(Given data begins)
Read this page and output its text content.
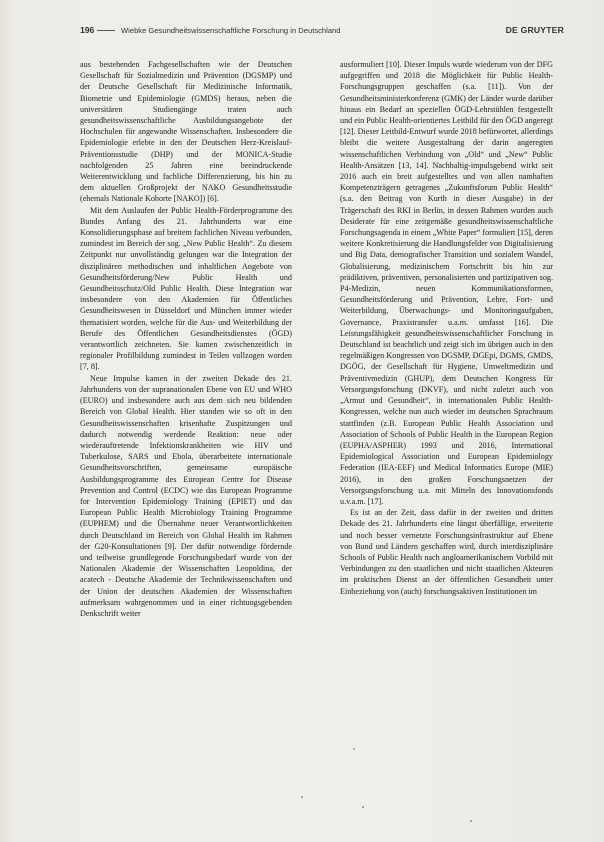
196	Wiebke Gesundheitswissenschaftliche Forschung in Deutschland	DE GRUYTER

aus bestehenden Fachgesellschaften wie der Deutschen Gesellschaft für Sozialmedizin und Prävention (DGSMP) und der Deutsche Gesellschaft für Medizinische Informatik, Biometrie und Epidemiologie (GMDS) heraus, neben die universitären Studiengänge traten auch gesundheitswissenschaftliche Ausbildungsangebote der Hochschulen für angewandte Wissenschaften. Insbesondere die Epidemiologie erlebte in den der Deutschen Herz-Kreislauf-Präventionsstudie (DHP) und der MONICA-Studie nachfolgenden 25 Jahren eine beeindruckende Weiterentwicklung und fachliche Differenzierung, bis hin zu dem aktuellen Großprojekt der NAKO Gesundheitsstudie (ehemals Nationale Kohorte [NAKO]) [6].

Mit dem Auslaufen der Public Health-Förderprogramme des Bundes Anfang des 21. Jahrhunderts war eine Konsolidierungsphase auf breitem fachlichen Niveau verbunden, zumindest im Bereich der sog. „New Public Health“. Zu diesem Zeitpunkt nur unvollständig gelungen war die Integration der disziplinären methodischen und inhaltlichen Angebote von Gesundheitsförderung/New Public Health und Gesundheitsschutz/Old Public Health. Diese Integration war insbesondere von den Akademien für Öffentliches Gesundheitswesen in Düsseldorf und München immer wieder thematisiert worden, welche für die Aus- und Weiterbildung der Berufe des Öffentlichen Gesundheitsdienstes (ÖGD) verantwortlich zeichneten. Sie kamen zwischenzeitlich in regionaler Profilbildung zumindest in Teilen vollzogen worden [7, 8].

Neue Impulse kamen in der zweiten Dekade des 21. Jahrhunderts von der supranationalen Ebene von EU und WHO (EURO) und insbesondere auch aus dem sich neu bildenden Bereich von Global Health. Hier standen wie so oft in den Gesundheitswissenschaften krisenhafte Zuspitzungen und dadurch notwendig werdende Reaktion: neue oder wiederauftretende Infektionskrankheiten wie HIV und Tuberkulose, SARS und Ebola, überarbeitete internationale Gesundheitsvorschriften, gemeinsame europäische Ausbildungsprogramme des European Centre for Disease Prevention and Control (ECDC) wie das European Programme for Intervention Epidemiology Training (EPIET) und das European Public Health Microbiology Training Programme (EUPHEM) und die Übernahme neuer Verantwortlichkeiten durch Deutschland im Bereich von Global Health im Rahmen der G20-Konsultationen [9]. Der dafür notwendige fördernde und teilweise grundlegende Forschungsbedarf wurde von der Nationalen Akademie der Wissenschaften Leopoldina, der acatech - Deutsche Akademie der Technikwissenschaften und der Union der deutschen Akademien der Wissenschaften aufmerksam wahrgenommen und in einer richtungsgebenden Denkschrift weiter

ausformuliert [10]. Dieser Impuls wurde wiederum von der DFG aufgegriffen und 2018 die Möglichkeit für Public Health-Forschungsgruppen geschaffen (s.a. [11]). Von der Gesundheitsministerkonferenz (GMK) der Länder wurde darüber hinaus ein Bedarf an speziellen ÖGD-Lehrstühlen festgestellt und ein Public Health-orientiertes Leitbild für den ÖGD angeregt [12]. Dieser Leitbild-Entwurf wurde 2018 befürwortet, allerdings bleibt die weitere Ausgestaltung der darin angeregten wissenschaftlichen Verbindung von „Old“ und „New“ Public Health-Ansätzen [13, 14]. Nachhaltig-impulsgebend wirkt seit 2016 auch ein breit aufgestelltes und von allen namhaften Kompetenzträgern getragenes „Zukunftsforum Public Health“ (s.a. den Beitrag von Kurth in dieser Ausgabe) in der Trägerschaft des RKI in Berlin, in dessen Rahmen wurden auch Desiderate für eine zeitgemäße gesundheitswissenschaftliche Forschungsagenda in einem „White Paper“ formuliert [15], deren weitere Konkretisierung die Handlungsfelder von Digitalisierung und Big Data, demografischer Transition und sozialem Wandel, Globalisierung, medizinischem Fortschritt bis hin zur prädiktiven, präventiven, personalisierten und partizipativen sog. P4-Medizin, neuen Kommunikationsformen, Gesundheitsförderung und Prävention, Lehre, Fort- und Weiterbildung, Überwachungs- und Monitoringaufgaben, Governance, Praxistransfer u.a.m. umfasst [16]. Die Leistungsfähigkeit gesundheitswissenschaftlicher Forschung in Deutschland ist beachtlich und zeigt sich im übrigen auch in den regelmäßigen Kongressen von DGSMP, DGEpi, DGMS, GMDS, DGÖG, der Gesellschaft für Hygiene, Umweltmedizin und Präventivmedizin (GHUP), dem Deutschen Kongress für Versorgungsforschung (DKVF), und nicht zuletzt auch von „Armut und Gesundheit“, in internationalen Public Health-Kongressen, welche nun auch wieder im deutschen Sprachraum stattfinden (z.B. European Public Health Association und Association of Schools of Public Health in the European Region (EUPHA/ASPHER) 1993 und 2016, International Epidemiological Association und European Epidemiology Federation (IEA-EEF) und Medical Informatics Europe (MIE) 2016), in den großen Forschungsnetzen der Versorgungsforschung u.a. mit Mitteln des Innovationsfonds u.v.a.m. [17].

Es ist an der Zeit, dass dafür in der zweiten und dritten Dekade des 21. Jahrhunderts eine längst überfällige, erweiterte und noch besser vernetzte Forschungsinfrastruktur auf Ebene von Bund und Ländern geschaffen wird, durch interdisziplinäre Schools of Public Health nach angloamerikanischem Vorbild mit Verbindungen zu den staatlichen und nicht staatlichen Akteuren im praktischen Dienst an der öffentlichen Gesundheit unter Einbeziehung von (auch) forschungsaktiven Institutionen im
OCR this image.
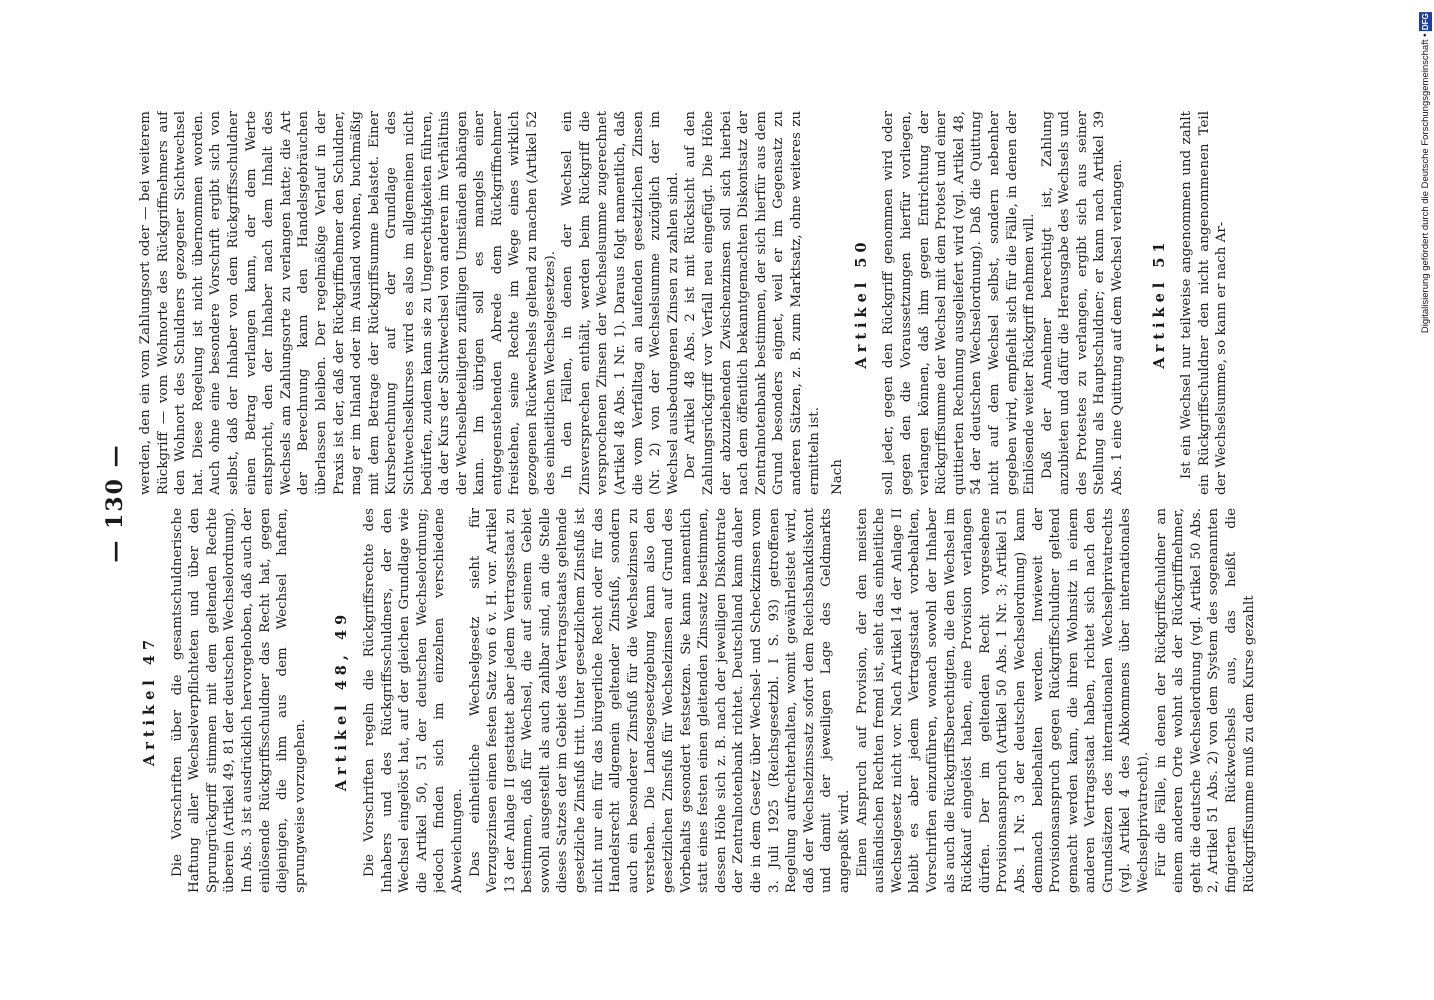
— 130 —
Artikel 47 Die Vorschriften über die gesamtschuldnerische Haftung aller Wechselverpflichteten und über den Sprungrückgriff stimmen mit dem geltenden Rechte überein (Artikel 49, 81 der deutschen Wechselordnung). Im Abs. 3 ist ausdrücklich hervorgehoben, daß auch der einlösende Rückgriffsschuldner das Recht hat, gegen diejenigen, die ihm aus dem Wechsel haften, sprungweise vorzugehen.

Artikel 48, 49 Die Vorschriften regeln die Rückgriffsrechte des Inhabers und des Rückgriffsschuldners, der den Wechsel eingelöst hat, auf der gleichen Grundlage wie die Artikel 50, 51 der deutschen Wechselordnung; jedoch finden sich im einzelnen verschiedene Abweichungen. Das einheitliche Wechselgesetz sieht für Verzugszinsen einen festen Satz von 6 v. H. vor. Artikel 13 der Anlage II gestattet aber jedem Vertragsstaat zu bestimmen, daß für Wechsel, die auf seinem Gebiet sowohl ausgestellt als auch zahlbar sind, an die Stelle dieses Satzes der im Gebiet des Vertragsstaats geltende gesetzliche Zinsfuß tritt. Unter gesetzlichem Zinsfuß ist nicht nur ein für das bürgerliche Recht oder für das Handelsrecht allgemein geltender Zinsfuß, sondern auch ein besonderer Zinsfuß für die Wechselzinsen zu verstehen. Die Landesgesetzgebung kann also den gesetzlichen Zinsfuß für Wechselzinsen auf Grund des Vorbehalts gesondert festsetzen. Sie kann namentlich statt eines festen einen gleitenden Zinssatz bestimmen, dessen Höhe sich z. B. nach der jeweiligen Diskontrate der Zentralnotenbank richtet. Deutschland kann daher die in dem Gesetz über Wechsel- und Scheckzinsen vom 3. Juli 1925 (Reichsgesetzbl. I S. 93) getroffenen Regelung aufrechterhalten, womit gewährleistet wird, daß der Wechselzinssatz sofort dem Reichsbankdiskont und damit der jeweiligen Lage des Geldmarkts angepaßt wird. Einen Anspruch auf Provision, der den meisten ausländischen Rechten fremd ist, sieht das einheitliche Wechselgesetz nicht vor. Nach Artikel 14 der Anlage II bleibt es aber jedem Vertragsstaat vorbehalten, Vorschriften einzuführen, wonach sowohl der Inhaber als auch die Rückgriffsberechtigten, die den Wechsel im Rückkauf eingelöst haben, eine Provision verlangen dürfen. Der im geltenden Recht vorgesehene Provisionsanspruch (Artikel 50 Abs. 1 Nr. 3; Artikel 51 Abs. 1 Nr. 3 der deutschen Wechselordnung) kann demnach beibehalten werden. Inwieweit der Provisionsanspruch gegen Rückgriffschuldner geltend gemacht werden kann, die ihren Wohnsitz in einem anderen Vertragsstaat haben, richtet sich nach den Grundsätzen des internationalen Wechselprivatrechts (vgl. Artikel 4 des Abkommens über internationales Wechselprivatrecht). Für die Fälle, in denen der Rückgriffschuldner an einem anderen Orte wohnt als der Rückgriffnehmer, geht die deutsche Wechselordnung (vgl. Artikel 50 Abs. 2, Artikel 51 Abs. 2) von dem System des sogenannten fingierten Rückwechsels aus, das heißt die Rückgriffsumme muß zu dem Kurse gezahlt

werden, den ein vom Zahlungsort oder — bei weiterem Rückgriff — vom Wohnorte des Rückgriffnehmers auf den Wohnort des Schuldners gezogener Sichtwechsel hat. Diese Regelung ist nicht übernommen worden. Auch ohne eine besondere Vorschrift ergibt sich von selbst, daß der Inhaber von dem Rückgriffsschuldner einen Betrag verlangen kann, der dem Werte entspricht, den der Inhaber nach dem Inhalt des Wechsels am Zahlungsorte zu verlangen hatte; die Art der Berechnung kann den Handelsgebräuchen überlassen bleiben. Der regelmäßige Verlauf in der Praxis ist der, daß der Rückgriffnehmer den Schuldner, mag er im Inland oder im Ausland wohnen, buchmäßig mit dem Betrage der Rückgriffsumme belastet. Einer Kursberechnung auf der Grundlage des Sichtwechselkurses wird es also im allgemeinen nicht bedürfen, zudem kann sie zu Ungerechtigkeiten führen, da der Kurs der Sichtwechsel von anderen im Verhältnis der Wechselbeteiligten zufälligen Umständen abhängen kann. Im übrigen soll es mangels einer entgegenstehenden Abrede dem Rückgriffnehmer freistehen, seine Rechte im Wege eines wirklich gezogenen Rückwechsels geltend zu machen (Artikel 52 des einheitlichen Wechselgesetzes). In den Fällen, in denen der Wechsel ein Zinsversprechen enthält, werden beim Rückgriff die versprochenen Zinsen der Wechselsumme zugerechnet (Artikel 48 Abs. 1 Nr. 1). Daraus folgt namentlich, daß die vom Verfalltag an laufenden gesetzlichen Zinsen (Nr. 2) von der Wechselsumme zuzüglich der im Wechsel ausbedungenen Zinsen zu zahlen sind. Der Artikel 48 Abs. 2 ist mit Rücksicht auf den Zahlungsrückgriff vor Verfall neu eingefügt. Die Höhe der abzuziehenden Zwischenzinsen soll sich hierbei nach dem öffentlich bekanntgemachten Diskontsatz der Zentralnotenbank bestimmen, der sich hierfür aus dem Grund besonders eignet, weil er im Gegensatz zu anderen Sätzen, z. B. zum Marktsatz, ohne weiteres zu ermitteln ist. Nach
Artikel 50 soll jeder, gegen den Rückgriff genommen wird oder gegen den die Voraussetzungen hierfür vorliegen, verlangen können, daß ihm gegen Entrichtung der Rückgriffsumme der Wechsel mit dem Protest und einer quittierten Rechnung ausgeliefert wird (vgl. Artikel 48, 54 der deutschen Wechselordnung). Daß die Quittung nicht auf dem Wechsel selbst, sondern nebenher gegeben wird, empfiehlt sich für die Fälle, in denen der Einlösende weiter Rückgriff nehmen will. Daß der Annehmer berechtigt ist, Zahlung anzubieten und dafür die Herausgabe des Wechsels und des Protestes zu verlangen, ergibt sich aus seiner Stellung als Hauptschuldner; er kann nach Artikel 39 Abs. 1 eine Quittung auf dem Wechsel verlangen. Artikel 51 Ist ein Wechsel nur teilweise angenommen und zahlt ein Rückgriffschuldner den nicht angenommenen Teil der Wechselsumme, so kann er nach Ar-

Digitalisierung gefördert durch die Deutsche Forschungsgemeinschaft • DFG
(Given data ends)
**Problem statement**
Reply with only the number of lines in the entries that hold the word "this".

**Exercise solution**
2